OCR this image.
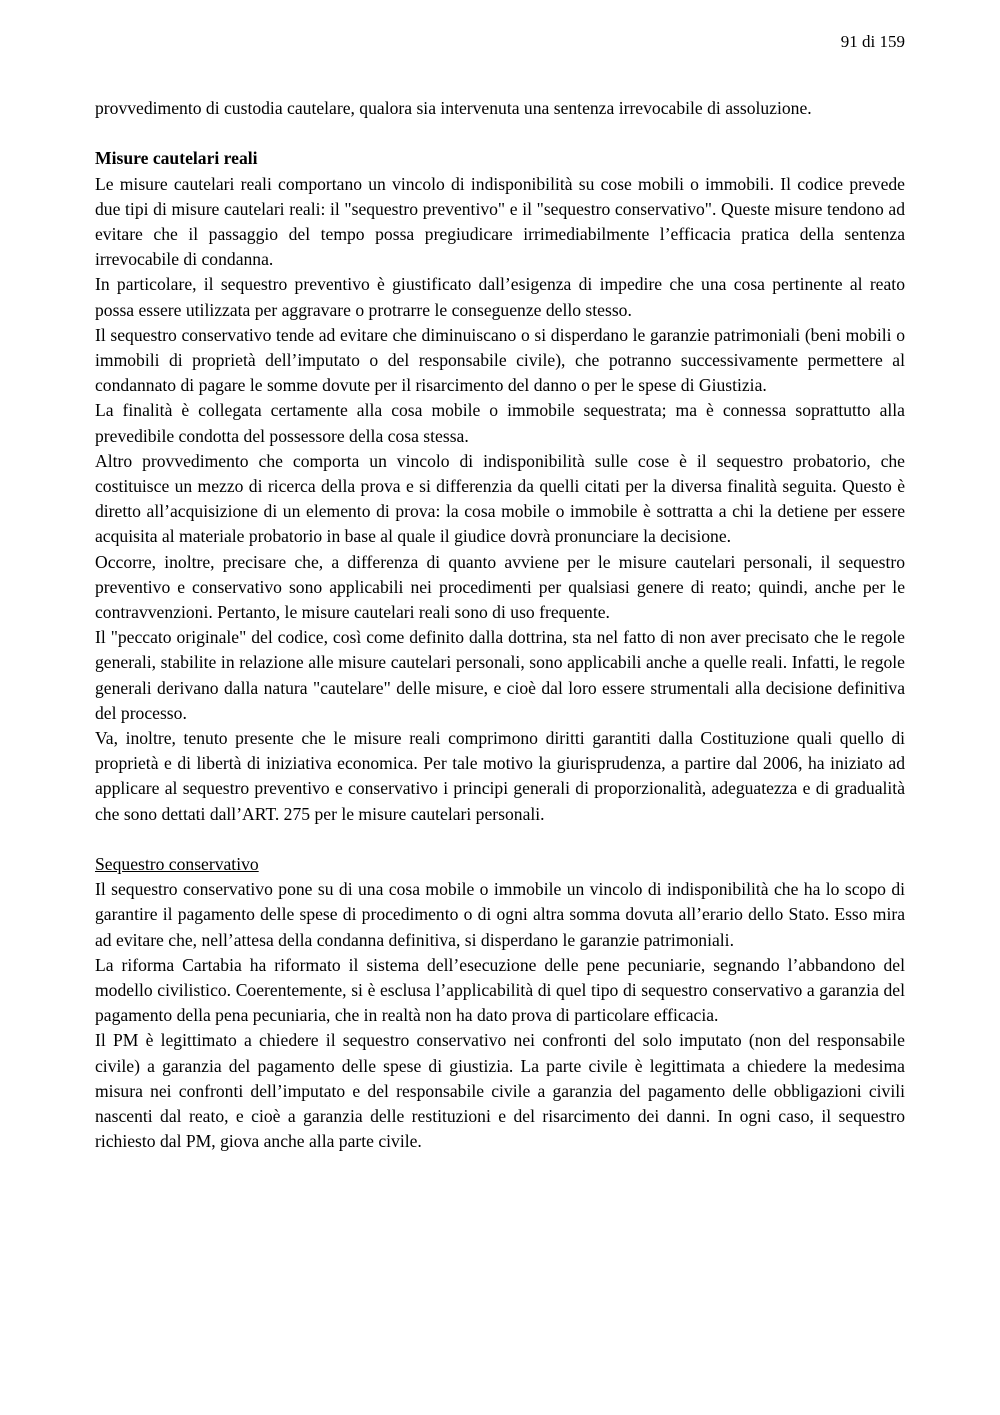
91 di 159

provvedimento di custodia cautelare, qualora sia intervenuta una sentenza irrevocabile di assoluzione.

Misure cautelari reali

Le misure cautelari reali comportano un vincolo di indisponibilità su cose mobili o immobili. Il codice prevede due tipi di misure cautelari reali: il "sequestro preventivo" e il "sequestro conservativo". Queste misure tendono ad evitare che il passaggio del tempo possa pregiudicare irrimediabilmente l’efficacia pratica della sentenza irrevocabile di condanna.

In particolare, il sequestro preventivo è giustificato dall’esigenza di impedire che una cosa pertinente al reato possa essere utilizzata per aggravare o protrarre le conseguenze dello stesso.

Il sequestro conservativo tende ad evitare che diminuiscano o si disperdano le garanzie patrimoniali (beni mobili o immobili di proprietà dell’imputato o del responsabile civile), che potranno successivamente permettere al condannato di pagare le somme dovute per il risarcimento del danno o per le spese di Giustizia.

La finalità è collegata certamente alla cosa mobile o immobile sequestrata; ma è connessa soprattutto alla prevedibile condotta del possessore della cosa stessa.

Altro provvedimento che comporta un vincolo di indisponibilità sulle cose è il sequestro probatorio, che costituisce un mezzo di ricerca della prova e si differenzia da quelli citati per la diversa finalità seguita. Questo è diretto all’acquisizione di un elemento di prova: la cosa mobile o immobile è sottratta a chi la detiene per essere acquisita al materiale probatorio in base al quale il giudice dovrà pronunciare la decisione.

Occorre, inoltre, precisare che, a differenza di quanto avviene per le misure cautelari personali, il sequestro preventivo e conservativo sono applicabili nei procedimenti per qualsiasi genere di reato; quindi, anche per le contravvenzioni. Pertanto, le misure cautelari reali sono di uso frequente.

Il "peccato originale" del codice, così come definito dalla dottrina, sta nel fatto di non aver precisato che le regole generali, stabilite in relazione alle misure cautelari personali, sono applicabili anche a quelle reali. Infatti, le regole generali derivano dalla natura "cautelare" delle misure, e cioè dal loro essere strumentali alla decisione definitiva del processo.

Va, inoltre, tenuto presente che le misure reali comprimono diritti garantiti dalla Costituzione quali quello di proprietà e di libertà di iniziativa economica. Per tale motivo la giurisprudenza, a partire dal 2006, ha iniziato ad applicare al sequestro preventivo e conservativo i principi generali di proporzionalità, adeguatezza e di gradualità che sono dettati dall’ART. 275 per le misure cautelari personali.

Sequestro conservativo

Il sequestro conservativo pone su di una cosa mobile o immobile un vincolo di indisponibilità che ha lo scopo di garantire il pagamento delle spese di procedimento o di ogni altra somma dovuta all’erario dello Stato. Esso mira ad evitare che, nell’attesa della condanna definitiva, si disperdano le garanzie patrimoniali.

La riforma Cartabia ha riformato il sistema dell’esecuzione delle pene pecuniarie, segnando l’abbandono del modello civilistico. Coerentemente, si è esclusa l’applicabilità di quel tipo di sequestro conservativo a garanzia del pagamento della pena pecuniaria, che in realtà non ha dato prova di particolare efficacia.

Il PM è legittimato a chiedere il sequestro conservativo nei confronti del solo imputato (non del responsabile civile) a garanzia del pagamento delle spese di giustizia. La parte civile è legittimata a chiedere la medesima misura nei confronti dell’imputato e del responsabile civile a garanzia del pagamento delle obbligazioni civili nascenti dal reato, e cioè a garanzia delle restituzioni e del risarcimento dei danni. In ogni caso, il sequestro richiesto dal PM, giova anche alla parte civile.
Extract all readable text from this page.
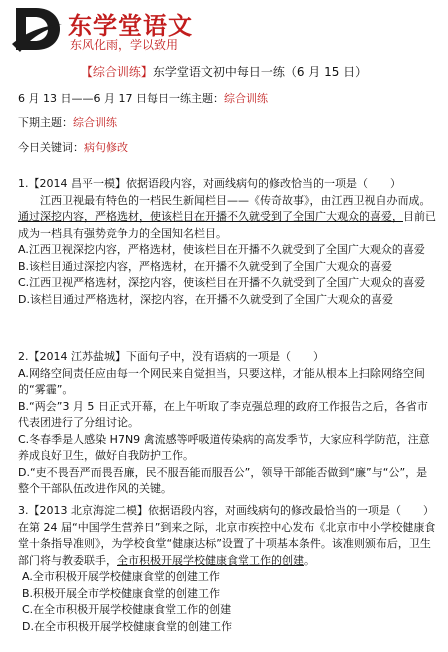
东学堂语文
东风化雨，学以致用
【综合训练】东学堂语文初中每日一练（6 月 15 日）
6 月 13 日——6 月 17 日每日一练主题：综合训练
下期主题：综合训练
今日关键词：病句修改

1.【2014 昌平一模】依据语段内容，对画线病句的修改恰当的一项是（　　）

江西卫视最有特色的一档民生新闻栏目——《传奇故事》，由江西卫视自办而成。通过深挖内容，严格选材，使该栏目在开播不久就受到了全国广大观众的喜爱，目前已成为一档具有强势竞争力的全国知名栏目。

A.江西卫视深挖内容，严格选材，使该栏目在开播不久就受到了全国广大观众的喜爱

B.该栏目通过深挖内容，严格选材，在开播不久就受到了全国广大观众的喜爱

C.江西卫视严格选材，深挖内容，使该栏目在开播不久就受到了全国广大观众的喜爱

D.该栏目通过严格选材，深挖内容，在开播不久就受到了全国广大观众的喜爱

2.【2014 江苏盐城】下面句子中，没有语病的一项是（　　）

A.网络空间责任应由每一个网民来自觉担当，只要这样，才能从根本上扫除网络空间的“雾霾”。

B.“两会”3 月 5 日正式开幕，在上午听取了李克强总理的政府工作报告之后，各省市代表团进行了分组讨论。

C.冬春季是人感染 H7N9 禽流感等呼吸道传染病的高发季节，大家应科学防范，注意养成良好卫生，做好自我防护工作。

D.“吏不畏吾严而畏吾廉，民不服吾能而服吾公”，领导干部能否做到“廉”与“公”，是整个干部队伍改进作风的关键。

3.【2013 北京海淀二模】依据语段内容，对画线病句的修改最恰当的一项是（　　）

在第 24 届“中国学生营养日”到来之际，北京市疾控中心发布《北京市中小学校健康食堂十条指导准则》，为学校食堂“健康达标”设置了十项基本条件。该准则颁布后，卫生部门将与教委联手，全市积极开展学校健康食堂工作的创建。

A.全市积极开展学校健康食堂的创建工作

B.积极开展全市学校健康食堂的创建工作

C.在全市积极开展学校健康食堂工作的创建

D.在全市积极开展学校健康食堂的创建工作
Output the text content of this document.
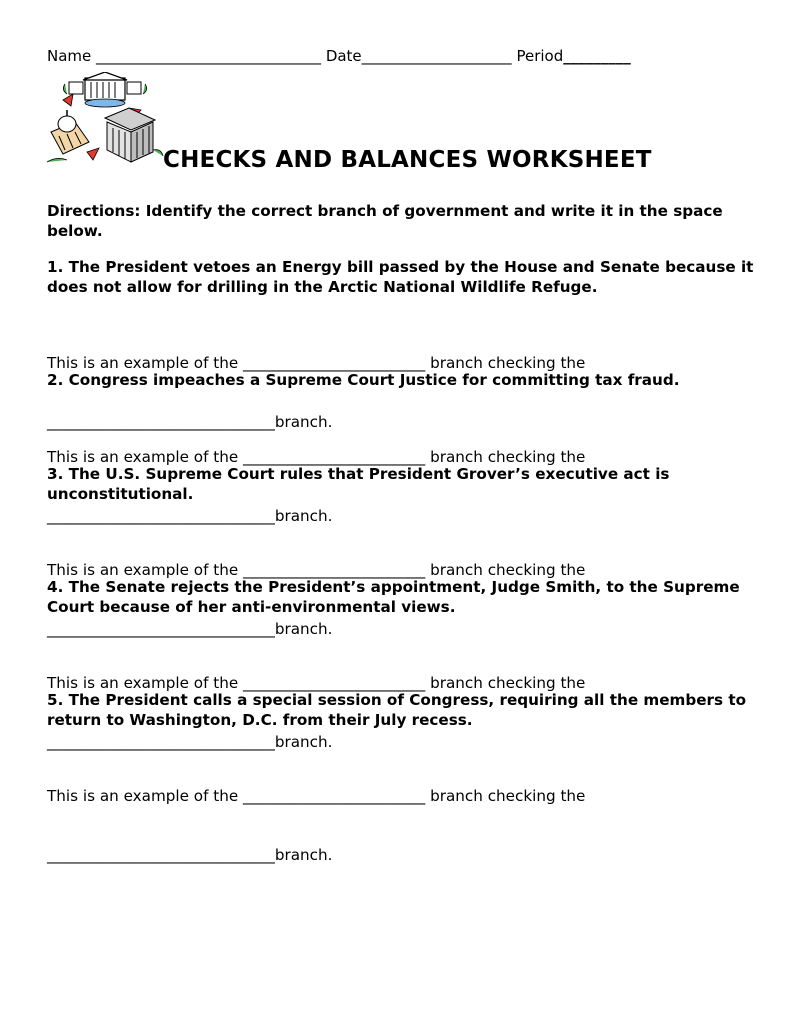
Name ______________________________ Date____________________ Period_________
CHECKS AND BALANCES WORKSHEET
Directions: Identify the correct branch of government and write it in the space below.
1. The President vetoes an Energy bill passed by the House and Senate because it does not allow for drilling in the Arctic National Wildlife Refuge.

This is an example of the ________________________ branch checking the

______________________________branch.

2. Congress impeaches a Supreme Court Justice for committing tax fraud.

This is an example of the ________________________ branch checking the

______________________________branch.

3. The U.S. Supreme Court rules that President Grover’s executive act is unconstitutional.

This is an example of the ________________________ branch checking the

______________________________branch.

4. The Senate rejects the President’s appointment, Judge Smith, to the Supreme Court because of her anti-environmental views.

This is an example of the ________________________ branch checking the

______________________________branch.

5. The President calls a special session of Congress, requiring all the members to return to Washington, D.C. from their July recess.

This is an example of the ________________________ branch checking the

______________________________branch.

◇ ◇ ◇ ◇ ◇

**What you are asked to do:**
Reproduce every entry word for word, but skip any pictures.

**Response to this exercise:**
OCR this image.
91 di 159

provvedimento di custodia cautelare, qualora sia intervenuta una sentenza irrevocabile di assoluzione.

Misure cautelari reali

Le misure cautelari reali comportano un vincolo di indisponibilità su cose mobili o immobili. Il codice prevede due tipi di misure cautelari reali: il "sequestro preventivo" e il "sequestro conservativo". Queste misure tendono ad evitare che il passaggio del tempo possa pregiudicare irrimediabilmente l’efficacia pratica della sentenza irrevocabile di condanna.

In particolare, il sequestro preventivo è giustificato dall’esigenza di impedire che una cosa pertinente al reato possa essere utilizzata per aggravare o protrarre le conseguenze dello stesso.

Il sequestro conservativo tende ad evitare che diminuiscano o si disperdano le garanzie patrimoniali (beni mobili o immobili di proprietà dell’imputato o del responsabile civile), che potranno successivamente permettere al condannato di pagare le somme dovute per il risarcimento del danno o per le spese di Giustizia.

La finalità è collegata certamente alla cosa mobile o immobile sequestrata; ma è connessa soprattutto alla prevedibile condotta del possessore della cosa stessa.

Altro provvedimento che comporta un vincolo di indisponibilità sulle cose è il sequestro probatorio, che costituisce un mezzo di ricerca della prova e si differenzia da quelli citati per la diversa finalità seguita. Questo è diretto all’acquisizione di un elemento di prova: la cosa mobile o immobile è sottratta a chi la detiene per essere acquisita al materiale probatorio in base al quale il giudice dovrà pronunciare la decisione.

Occorre, inoltre, precisare che, a differenza di quanto avviene per le misure cautelari personali, il sequestro preventivo e conservativo sono applicabili nei procedimenti per qualsiasi genere di reato; quindi, anche per le contravvenzioni. Pertanto, le misure cautelari reali sono di uso frequente.

Il "peccato originale" del codice, così come definito dalla dottrina, sta nel fatto di non aver precisato che le regole generali, stabilite in relazione alle misure cautelari personali, sono applicabili anche a quelle reali. Infatti, le regole generali derivano dalla natura "cautelare" delle misure, e cioè dal loro essere strumentali alla decisione definitiva del processo.

Va, inoltre, tenuto presente che le misure reali comprimono diritti garantiti dalla Costituzione quali quello di proprietà e di libertà di iniziativa economica. Per tale motivo la giurisprudenza, a partire dal 2006, ha iniziato ad applicare al sequestro preventivo e conservativo i principi generali di proporzionalità, adeguatezza e di gradualità che sono dettati dall’ART. 275 per le misure cautelari personali.

Sequestro conservativo

Il sequestro conservativo pone su di una cosa mobile o immobile un vincolo di indisponibilità che ha lo scopo di garantire il pagamento delle spese di procedimento o di ogni altra somma dovuta all’erario dello Stato. Esso mira ad evitare che, nell’attesa della condanna definitiva, si disperdano le garanzie patrimoniali.

La riforma Cartabia ha riformato il sistema dell’esecuzione delle pene pecuniarie, segnando l’abbandono del modello civilistico. Coerentemente, si è esclusa l’applicabilità di quel tipo di sequestro conservativo a garanzia del pagamento della pena pecuniaria, che in realtà non ha dato prova di particolare efficacia.

Il PM è legittimato a chiedere il sequestro conservativo nei confronti del solo imputato (non del responsabile civile) a garanzia del pagamento delle spese di giustizia. La parte civile è legittimata a chiedere la medesima misura nei confronti dell’imputato e del responsabile civile a garanzia del pagamento delle obbligazioni civili nascenti dal reato, e cioè a garanzia delle restituzioni e del risarcimento dei danni. In ogni caso, il sequestro richiesto dal PM, giova anche alla parte civile.
Extract all readable text from this page.
东学堂语文
东风化雨，学以致用
【综合训练】东学堂语文初中每日一练（6 月 15 日）
6 月 13 日——6 月 17 日每日一练主题：综合训练
下期主题：综合训练
今日关键词：病句修改

1.【2014 昌平一模】依据语段内容，对画线病句的修改恰当的一项是（　　）

江西卫视最有特色的一档民生新闻栏目——《传奇故事》，由江西卫视自办而成。通过深挖内容，严格选材，使该栏目在开播不久就受到了全国广大观众的喜爱，目前已成为一档具有强势竞争力的全国知名栏目。

A.江西卫视深挖内容，严格选材，使该栏目在开播不久就受到了全国广大观众的喜爱

B.该栏目通过深挖内容，严格选材，在开播不久就受到了全国广大观众的喜爱

C.江西卫视严格选材，深挖内容，使该栏目在开播不久就受到了全国广大观众的喜爱

D.该栏目通过严格选材，深挖内容，在开播不久就受到了全国广大观众的喜爱

2.【2014 江苏盐城】下面句子中，没有语病的一项是（　　）

A.网络空间责任应由每一个网民来自觉担当，只要这样，才能从根本上扫除网络空间的“雾霾”。

B.“两会”3 月 5 日正式开幕，在上午听取了李克强总理的政府工作报告之后，各省市代表团进行了分组讨论。

C.冬春季是人感染 H7N9 禽流感等呼吸道传染病的高发季节，大家应科学防范，注意养成良好卫生，做好自我防护工作。

D.“吏不畏吾严而畏吾廉，民不服吾能而服吾公”，领导干部能否做到“廉”与“公”，是整个干部队伍改进作风的关键。

3.【2013 北京海淀二模】依据语段内容，对画线病句的修改最恰当的一项是（　　）

在第 24 届“中国学生营养日”到来之际，北京市疾控中心发布《北京市中小学校健康食堂十条指导准则》，为学校食堂“健康达标”设置了十项基本条件。该准则颁布后，卫生部门将与教委联手，全市积极开展学校健康食堂工作的创建。

A.全市积极开展学校健康食堂的创建工作

B.积极开展全市学校健康食堂的创建工作

C.在全市积极开展学校健康食堂工作的创建

D.在全市积极开展学校健康食堂的创建工作
Output the text content of this document.
Name ______________________________ Date____________________ Period_________
CHECKS AND BALANCES WORKSHEET
Directions: Identify the correct branch of government and write it in the space below.
1. The President vetoes an Energy bill passed by the House and Senate because it does not allow for drilling in the Arctic National Wildlife Refuge.

This is an example of the ________________________ branch checking the

______________________________branch.

2. Congress impeaches a Supreme Court Justice for committing tax fraud.

This is an example of the ________________________ branch checking the

______________________________branch.

3. The U.S. Supreme Court rules that President Grover’s executive act is unconstitutional.

This is an example of the ________________________ branch checking the

______________________________branch.

4. The Senate rejects the President’s appointment, Judge Smith, to the Supreme Court because of her anti-environmental views.

This is an example of the ________________________ branch checking the

______________________________branch.

5. The President calls a special session of Congress, requiring all the members to return to Washington, D.C. from their July recess.

This is an example of the ________________________ branch checking the

______________________________branch.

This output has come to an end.